(Exercise prompt): Return the records from the line with "model-select[interactable]: 推奨 (PRO+)" to the line with "document-line: 21 ２．各請求項の発明が拒絶の理由を有しないことについて", both included, copying each line without any change.
-- start Raw records --
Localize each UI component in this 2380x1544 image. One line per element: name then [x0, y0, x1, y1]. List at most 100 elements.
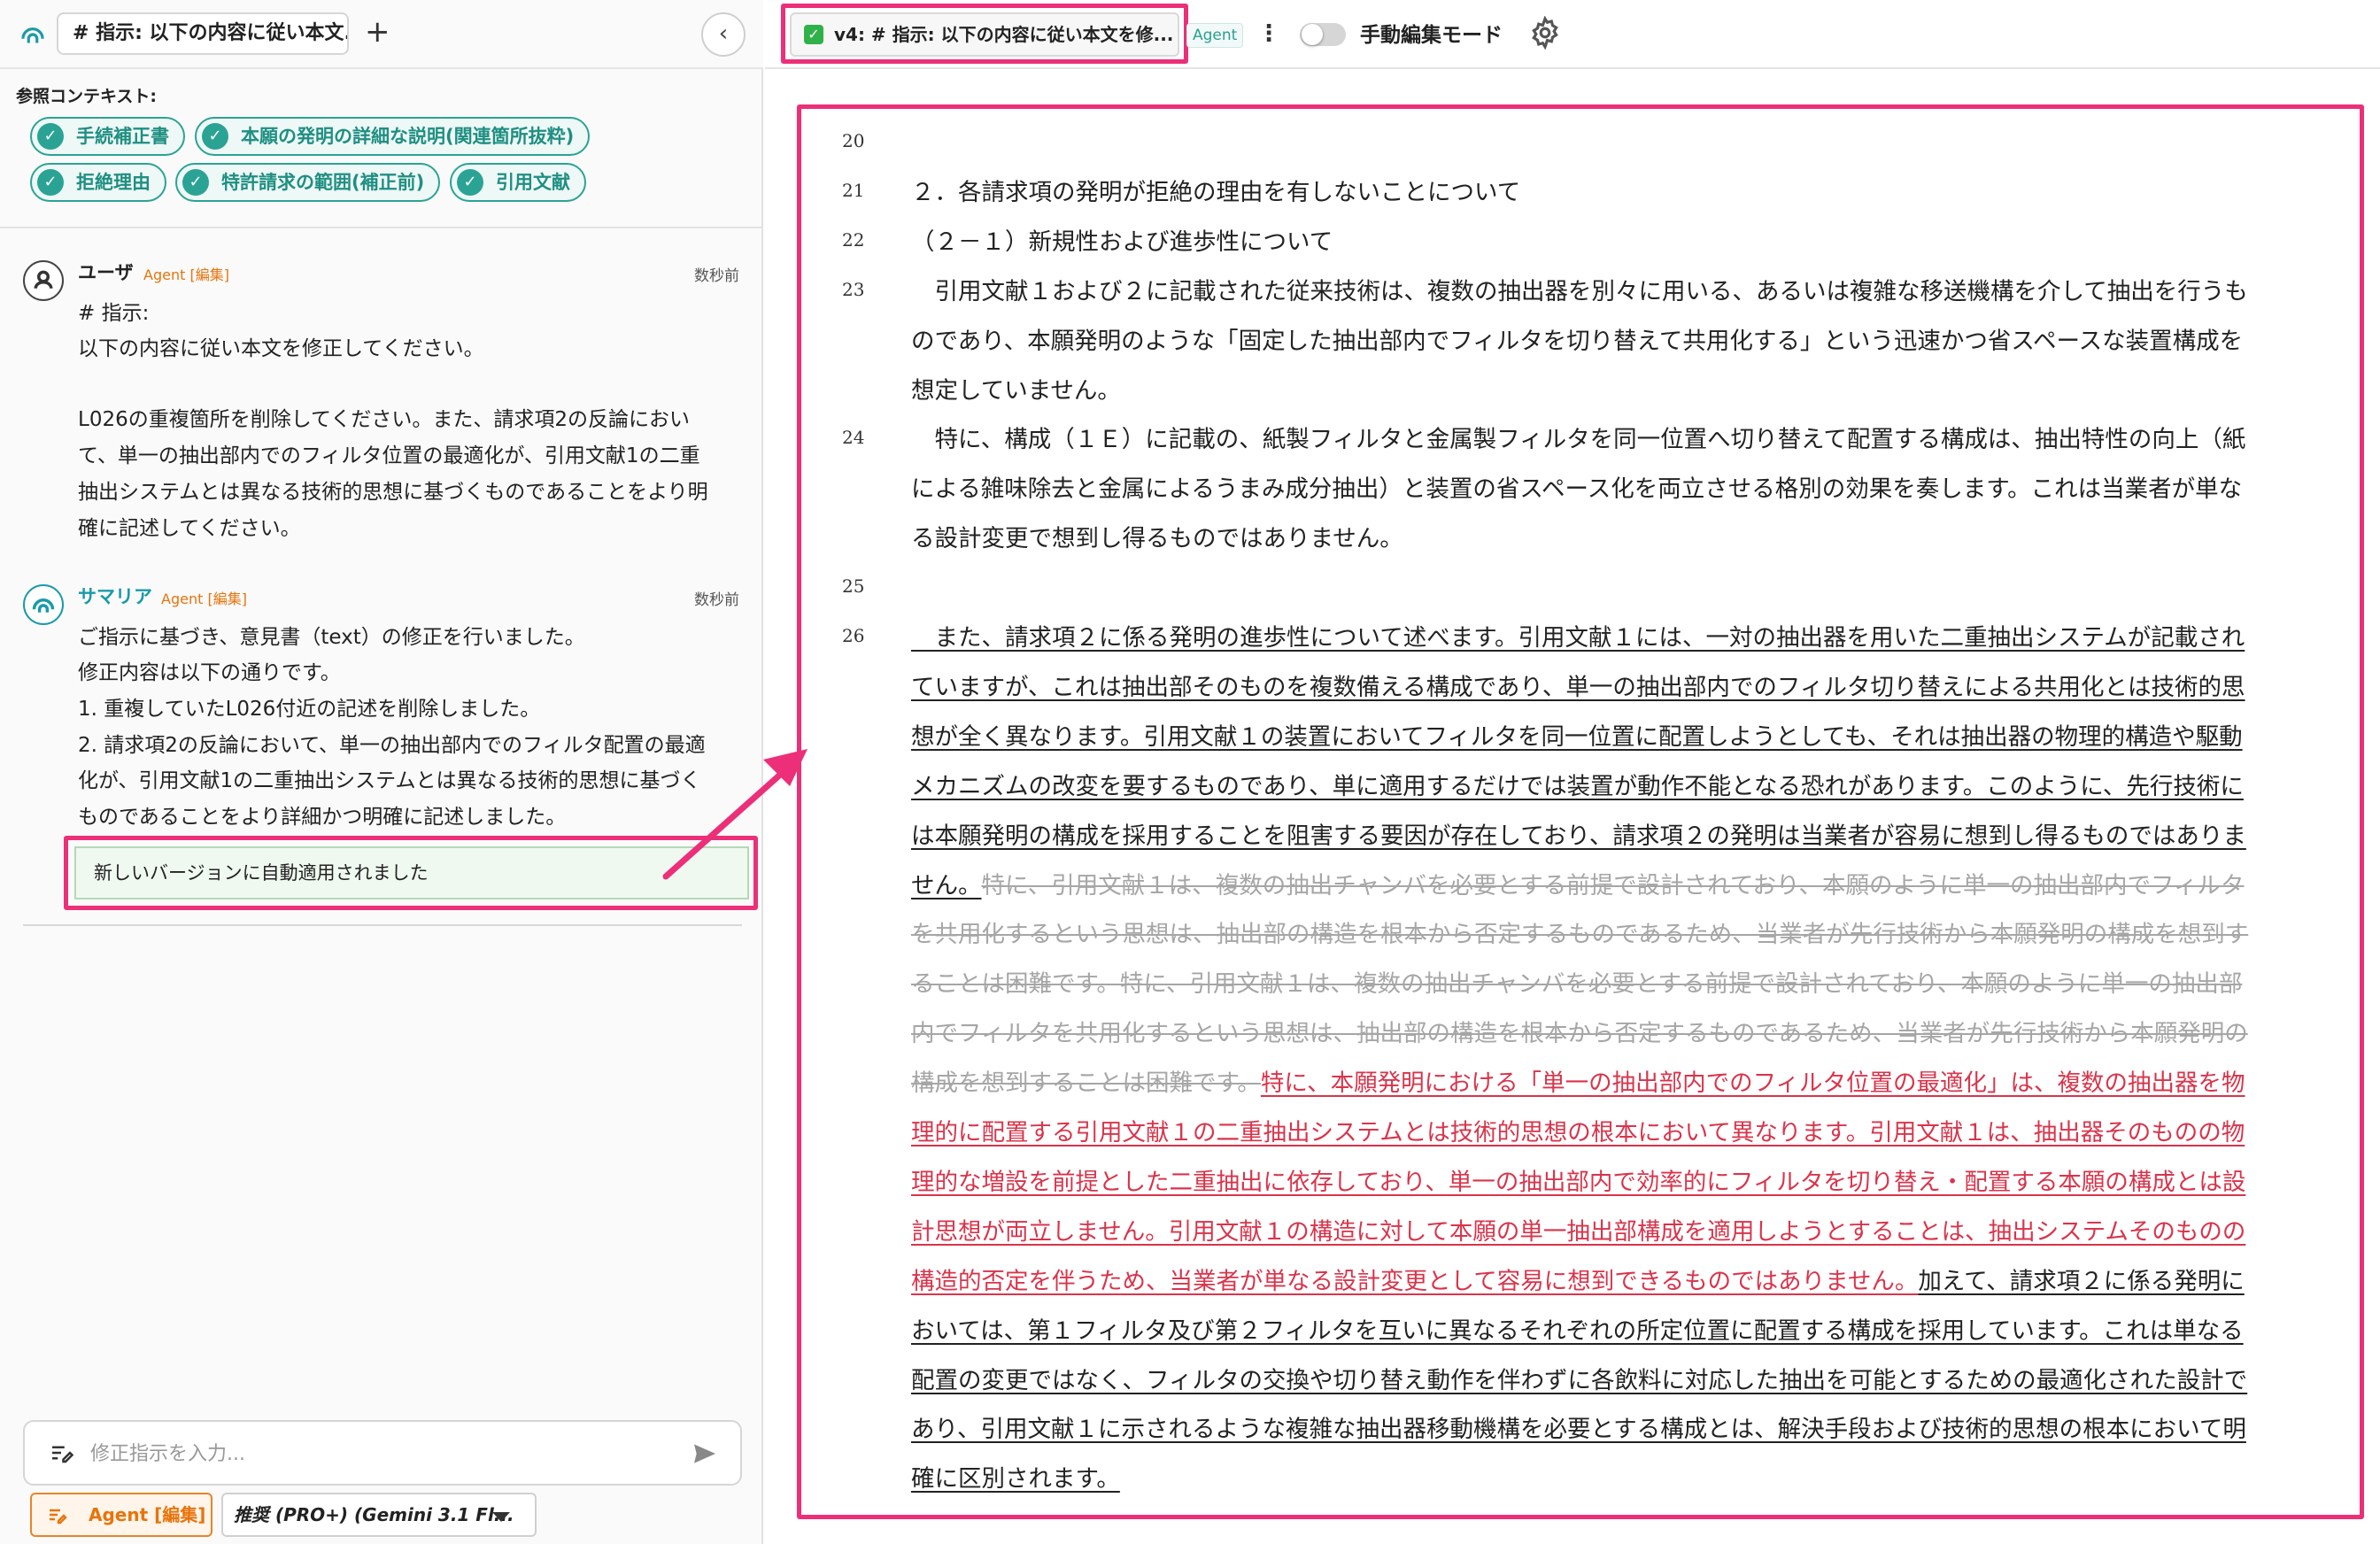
model-select[interactable]: 推奨 (PRO+) (Gemini 3.1 Fl... — [221, 1493, 537, 1537]
message-time: 数秒前 — [694, 591, 739, 609]
chat-tab[interactable]: # 指示: 以下の内容に従い本文... — [57, 12, 349, 55]
document-line: 構成を想到することは困難です。特に、本願発明における「単一の抽出部内でのフィルタ… — [801, 1058, 2360, 1108]
revised-text: ていますが、これは抽出部そのものを複数備える構成であり、単一の抽出部内でのフィル… — [911, 673, 2245, 701]
message-text-line: 修正内容は以下の通りです。 — [78, 661, 341, 684]
user-avatar-icon — [23, 260, 64, 301]
edit-note-icon — [50, 1509, 67, 1525]
message-text-line: L026の重複箇所を削除してください。また、請求項2の反論におい — [78, 408, 690, 431]
deleted-text: 構成を想到することは困難です。 — [911, 1069, 1261, 1098]
message-mode-tag: Agent [編集] — [161, 591, 247, 607]
context-chip-amendment[interactable]: ✓ 手続補正書 — [30, 117, 185, 156]
check-icon: ✓ — [202, 123, 228, 150]
check-icon: ✓ — [37, 123, 64, 150]
document-line: 確に区別されます。 — [801, 1454, 2360, 1503]
document-line: ていますが、これは抽出部そのものを複数備える構成であり、単一の抽出部内でのフィル… — [801, 662, 2360, 712]
document-line: による雑味除去と金属によるうまみ成分抽出）と装置の省スペース化を両立させる格別の… — [801, 464, 2360, 513]
message-time: 数秒前 — [694, 267, 739, 285]
document-line: は本願発明の構成を採用することを阻害する要因が存在しており、請求項２の発明は当業… — [801, 811, 2360, 861]
line-text: あり、引用文献１に示されるような複雑な抽出器移動機構を必要とする構成とは、解決手… — [911, 1409, 2246, 1444]
context-chip-rejection[interactable]: ✓ 拒絶理由 — [30, 163, 166, 202]
document-line: 24 特に、構成（１Ｅ）に記載の、紙製フィルタと金属製フィルタを同一位置へ切り替… — [801, 414, 2360, 464]
line-text: （２－１）新規性および進歩性について — [911, 222, 1333, 257]
chat-panel: # 指示: 以下の内容に従い本文... + ‹ 参照コンテキスト: ✓ 手続補正書… — [0, 0, 763, 1544]
revised-text: 想が全く異なります。引用文献１の装置においてフィルタを同一位置に配置しようとして… — [911, 722, 2243, 751]
line-number: 24 — [842, 427, 865, 449]
message-text-line: 1. 重複していたL026付近の記述を削除しました。 — [78, 698, 541, 721]
document-line: 21 ２．各請求項の発明が拒絶の理由を有しないことについて — [801, 167, 2360, 217]
message-text-line: 確に記述してください。 — [78, 517, 301, 540]
toggle-knob — [1302, 24, 1323, 45]
line-text: 理的に配置する引用文献１の二重抽出システムとは技術的思想の根本において異なります… — [911, 1113, 2245, 1147]
document-line: 想定していません。 — [801, 366, 2360, 415]
context-chip-description[interactable]: ✓ 本願の発明の詳細な説明(関連箇所抜粋) — [195, 117, 591, 156]
document-line: を共用化するという思想は、抽出部の構造を根本から否定するものであるため、当業者が… — [801, 909, 2360, 959]
message-text-line: ご指示に基づき、意見書（text）の修正を行いました。 — [78, 626, 585, 649]
instruction-input[interactable] — [90, 1436, 657, 1471]
document-line: ることは困難です。特に、引用文献１は、複数の抽出チャンバを必要とする前提で設計さ… — [801, 959, 2360, 1008]
message-author: ユーザ — [78, 262, 134, 283]
chevron-down-icon — [492, 1512, 510, 1522]
mode-selector-button[interactable]: Agent [編集] — [30, 1493, 212, 1537]
context-chip-citations[interactable]: ✓ 引用文献 — [450, 163, 586, 202]
line-text: 計思想が両立しません。引用文献１の構造に対して本願の単一抽出部構成を適用しようと… — [911, 1212, 2245, 1247]
send-icon[interactable] — [691, 1440, 719, 1468]
collapse-panel-button[interactable]: ‹ — [701, 12, 746, 57]
edit-note-icon — [52, 1446, 74, 1463]
line-number: 25 — [842, 575, 865, 598]
manual-edit-label: 手動編集モード — [1360, 24, 1503, 47]
deleted-text: 内でフィルタを共用化するという思想は、抽出部の構造を根本から否定するものであるた… — [911, 1020, 2248, 1048]
document-line: せん。特に、引用文献１は、複数の抽出チャンバを必要とする前提で設計されており、本… — [801, 861, 2360, 910]
gear-icon[interactable] — [1528, 16, 1562, 50]
line-number: 21 — [842, 179, 865, 201]
inserted-text: 計思想が両立しません。引用文献１の構造に対して本願の単一抽出部構成を適用しようと… — [911, 1217, 2246, 1246]
line-text: メカニズムの改変を要するものであり、単に適用するだけでは装置が動作不能となる恐れ… — [911, 767, 2244, 801]
revised-text: は本願発明の構成を採用することを阻害する要因が存在しており、請求項２の発明は当業… — [911, 822, 2246, 850]
document-line: メカニズムの改変を要するものであり、単に適用するだけでは装置が動作不能となる恐れ… — [801, 761, 2360, 811]
line-number: 26 — [842, 625, 865, 646]
more-options-icon[interactable]: ⋮ — [1257, 18, 1280, 50]
document-line: 構造的否定を伴うため、当業者が単なる設計変更として容易に想到できるものではありま… — [801, 1256, 2360, 1306]
document-line: 理的に配置する引用文献１の二重抽出システムとは技術的思想の根本において異なります… — [801, 1108, 2360, 1157]
inserted-text: 特に、本願発明における「単一の抽出部内でのフィルタ位置の最適化」は、複数の抽出器… — [1260, 1069, 2245, 1098]
line-text: のであり、本願発明のような「固定した抽出部内でフィルタを切り替えて共用化する」と… — [911, 321, 2243, 356]
document-line: る設計変更で想到し得るものではありません。 — [801, 513, 2360, 563]
message-text-line: ものであることをより詳細かつ明確に記述しました。 — [78, 806, 567, 829]
divider — [765, 67, 2380, 69]
body-text: 特に、構成（１Ｅ）に記載の、紙製フィルタと金属製フィルタを同一位置へ切り替えて配… — [911, 426, 2246, 454]
deleted-text: 特に、引用文献１は、複数の抽出チャンバを必要とする前提で設計されており、本願のよ… — [981, 871, 2245, 899]
line-text: 構造的否定を伴うため、当業者が単なる設計変更として容易に想到できるものではありま… — [911, 1262, 2245, 1296]
document-line: のであり、本願発明のような「固定した抽出部内でフィルタを切り替えて共用化する」と… — [801, 316, 2360, 366]
context-chip-claims[interactable]: ✓ 特許請求の範囲(補正前) — [175, 163, 441, 202]
document-line: 26 また、請求項２に係る発明の進歩性について述べます。引用文献１には、一対の抽… — [801, 613, 2360, 662]
line-number: 27 — [842, 1516, 895, 1519]
body-text: 引用文献１および２に記載された従来技術は、複数の抽出器を別々に用いる、あるいは複… — [911, 277, 2248, 305]
inserted-text: 構造的否定を伴うため、当業者が単なる設計変更として容易に想到できるものではありま… — [911, 1267, 1919, 1295]
divider — [23, 924, 742, 926]
line-text: ることは困難です。特に、引用文献１は、複数の抽出チャンバを必要とする前提で設計さ… — [911, 964, 2242, 999]
line-text: せん。特に、引用文献１は、複数の抽出チャンバを必要とする前提で設計されており、本… — [911, 866, 2244, 900]
revised-text: おいては、第１フィルタ及び第２フィルタを互いに異なるそれぞれの所定位置に配置する… — [911, 1316, 2244, 1345]
line-text: による雑味除去と金属によるうまみ成分抽出）と装置の省スペース化を両立させる格別の… — [911, 469, 2242, 504]
document-editor[interactable]: 20 21 ２．各請求項の発明が拒絶の理由を有しないことについて 22 （２－１）新規性… — [797, 104, 2364, 1519]
body-text: による雑味除去と金属によるうまみ成分抽出）と装置の省スペース化を両立させる格別の… — [911, 475, 2243, 504]
manual-edit-toggle[interactable] — [1300, 23, 1346, 46]
line-text: 特に、構成（１Ｅ）に記載の、紙製フィルタと金属製フィルタを同一位置へ切り替えて配… — [911, 420, 2245, 454]
message-text-line: 以下の内容に従い本文を修正してください。 — [78, 337, 484, 360]
deleted-text: ることは困難です。特に、引用文献１は、複数の抽出チャンバを必要とする前提で設計さ… — [911, 970, 2243, 999]
document-panel: ✓ v4: # 指示: 以下の内容に従い本文を修... Agent ⋮ 手動編集モ… — [765, 0, 2380, 1544]
message-text-line: 化が、引用文献1の二重抽出システムとは異なる技術的思想に基づく — [78, 769, 701, 792]
revised-text: また、請求項２に係る発明の進歩性について述べます。引用文献１には、一対の抽出器を… — [911, 624, 2245, 652]
document-line: 計思想が両立しません。引用文献１の構造に対して本願の単一抽出部構成を適用しようと… — [801, 1207, 2360, 1256]
document-line: 25 — [801, 563, 2360, 613]
line-text: おいては、第１フィルタ及び第２フィルタを互いに異なるそれぞれの所定位置に配置する… — [911, 1311, 2244, 1346]
body-text: ２．各請求項の発明が拒絶の理由を有しないことについて — [911, 178, 1521, 206]
add-tab-button[interactable]: + — [365, 14, 390, 50]
message-text-line: 2. 請求項2の反論において、単一の抽出部内でのフィルタ配置の最適 — [78, 734, 706, 757]
inserted-text: 理的に配置する引用文献１の二重抽出システムとは技術的思想の根本において異なります… — [911, 1119, 2245, 1146]
document-line: 22 （２－１）新規性および進歩性について — [801, 217, 2360, 266]
document-line: 理的な増設を前提とした二重抽出に依存しており、単一の抽出部内で効率的にフィルタを… — [801, 1157, 2360, 1207]
inserted-text: 理的な増設を前提とした二重抽出に依存しており、単一の抽出部内で効率的にフィルタを… — [911, 1168, 2246, 1196]
line-text: 確に区別されます。 — [911, 1459, 1120, 1494]
line-number: 22 — [842, 228, 865, 251]
body-text: る設計変更で想到し得るものではありません。 — [911, 525, 1403, 553]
-- end Raw records --
(Solved problem):
model-select[interactable]: 推奨 (PRO+) (Gemini 3.1 Fl... — [221, 1493, 537, 1537]
message-time: 数秒前 — [694, 591, 739, 609]
chat-tab[interactable]: # 指示: 以下の内容に従い本文... — [57, 12, 349, 55]
document-line: 構成を想到することは困難です。特に、本願発明における「単一の抽出部内でのフィルタ… — [801, 1058, 2360, 1108]
revised-text: ていますが、これは抽出部そのものを複数備える構成であり、単一の抽出部内でのフィル… — [911, 673, 2245, 701]
message-text-line: 修正内容は以下の通りです。 — [78, 661, 341, 684]
user-avatar-icon — [23, 260, 64, 301]
edit-note-icon — [50, 1509, 67, 1525]
message-text-line: L026の重複箇所を削除してください。また、請求項2の反論におい — [78, 408, 690, 431]
deleted-text: 構成を想到することは困難です。 — [911, 1069, 1261, 1098]
message-mode-tag: Agent [編集] — [161, 591, 247, 607]
context-chip-amendment[interactable]: ✓ 手続補正書 — [30, 117, 185, 156]
check-icon: ✓ — [202, 123, 228, 150]
check-icon: ✓ — [37, 123, 64, 150]
document-line: 確に区別されます。 — [801, 1454, 2360, 1503]
document-line: ていますが、これは抽出部そのものを複数備える構成であり、単一の抽出部内でのフィル… — [801, 662, 2360, 712]
document-line: による雑味除去と金属によるうまみ成分抽出）と装置の省スペース化を両立させる格別の… — [801, 464, 2360, 513]
message-time: 数秒前 — [694, 267, 739, 285]
document-line: は本願発明の構成を採用することを阻害する要因が存在しており、請求項２の発明は当業… — [801, 811, 2360, 861]
line-text: あり、引用文献１に示されるような複雑な抽出器移動機構を必要とする構成とは、解決手… — [911, 1409, 2246, 1444]
context-chip-rejection[interactable]: ✓ 拒絶理由 — [30, 163, 166, 202]
document-line: 24 特に、構成（１Ｅ）に記載の、紙製フィルタと金属製フィルタを同一位置へ切り替… — [801, 414, 2360, 464]
line-text: （２－１）新規性および進歩性について — [911, 222, 1333, 257]
chat-panel: # 指示: 以下の内容に従い本文... + ‹ 参照コンテキスト: ✓ 手続補正書… — [0, 0, 763, 1544]
revised-text: 想が全く異なります。引用文献１の装置においてフィルタを同一位置に配置しようとして… — [911, 722, 2243, 751]
line-number: 24 — [842, 427, 865, 449]
message-text-line: 1. 重複していたL026付近の記述を削除しました。 — [78, 698, 541, 721]
document-line: 21 ２．各請求項の発明が拒絶の理由を有しないことについて — [801, 167, 2360, 217]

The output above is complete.